### [Prompt]
Could you extract every entry below and reproduce it exactly?

### [Given data]
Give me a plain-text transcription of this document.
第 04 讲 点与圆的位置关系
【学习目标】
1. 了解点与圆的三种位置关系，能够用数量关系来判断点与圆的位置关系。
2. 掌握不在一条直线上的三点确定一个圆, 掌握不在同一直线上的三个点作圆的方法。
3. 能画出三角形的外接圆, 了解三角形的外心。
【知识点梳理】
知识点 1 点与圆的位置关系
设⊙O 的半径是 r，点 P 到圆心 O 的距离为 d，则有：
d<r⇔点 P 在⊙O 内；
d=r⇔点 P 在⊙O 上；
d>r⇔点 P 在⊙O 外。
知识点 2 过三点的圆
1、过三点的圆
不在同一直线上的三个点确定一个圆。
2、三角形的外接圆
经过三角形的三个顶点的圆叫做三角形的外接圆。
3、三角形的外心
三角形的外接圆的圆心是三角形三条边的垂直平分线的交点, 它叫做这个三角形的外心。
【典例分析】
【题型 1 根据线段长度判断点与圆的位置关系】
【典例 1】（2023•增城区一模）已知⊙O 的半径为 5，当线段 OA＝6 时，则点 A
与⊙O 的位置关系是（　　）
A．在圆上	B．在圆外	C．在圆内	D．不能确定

### [Response below]
Give me a plain-text transcription of this document.
第 04 讲 点与圆的位置关系
【学习目标】
1. 了解点与圆的三种位置关系，能够用数量关系来判断点与圆的位置关系。
2. 掌握不在一条直线上的三点确定一个圆, 掌握不在同一直线上的三个点作圆的方法。
3. 能画出三角形的外接圆, 了解三角形的外心。
【知识点梳理】
知识点 1 点与圆的位置关系
设⊙O 的半径是 r，点 P 到圆心 O 的距离为 d，则有：
d<r⇔点 P 在⊙O 内；
d=r⇔点 P 在⊙O 上；
d>r⇔点 P 在⊙O 外。
知识点 2 过三点的圆
1、过三点的圆
不在同一直线上的三个点确定一个圆。
2、三角形的外接圆
经过三角形的三个顶点的圆叫做三角形的外接圆。
3、三角形的外心
三角形的外接圆的圆心是三角形三条边的垂直平分线的交点, 它叫做这个三角形的外心。
【典例分析】
【题型 1 根据线段长度判断点与圆的位置关系】
【典例 1】（2023•增城区一模）已知⊙O 的半径为 5，当线段 OA＝6 时，则点 A
与⊙O 的位置关系是（　　）
A．在圆上	B．在圆外	C．在圆内	D．不能确定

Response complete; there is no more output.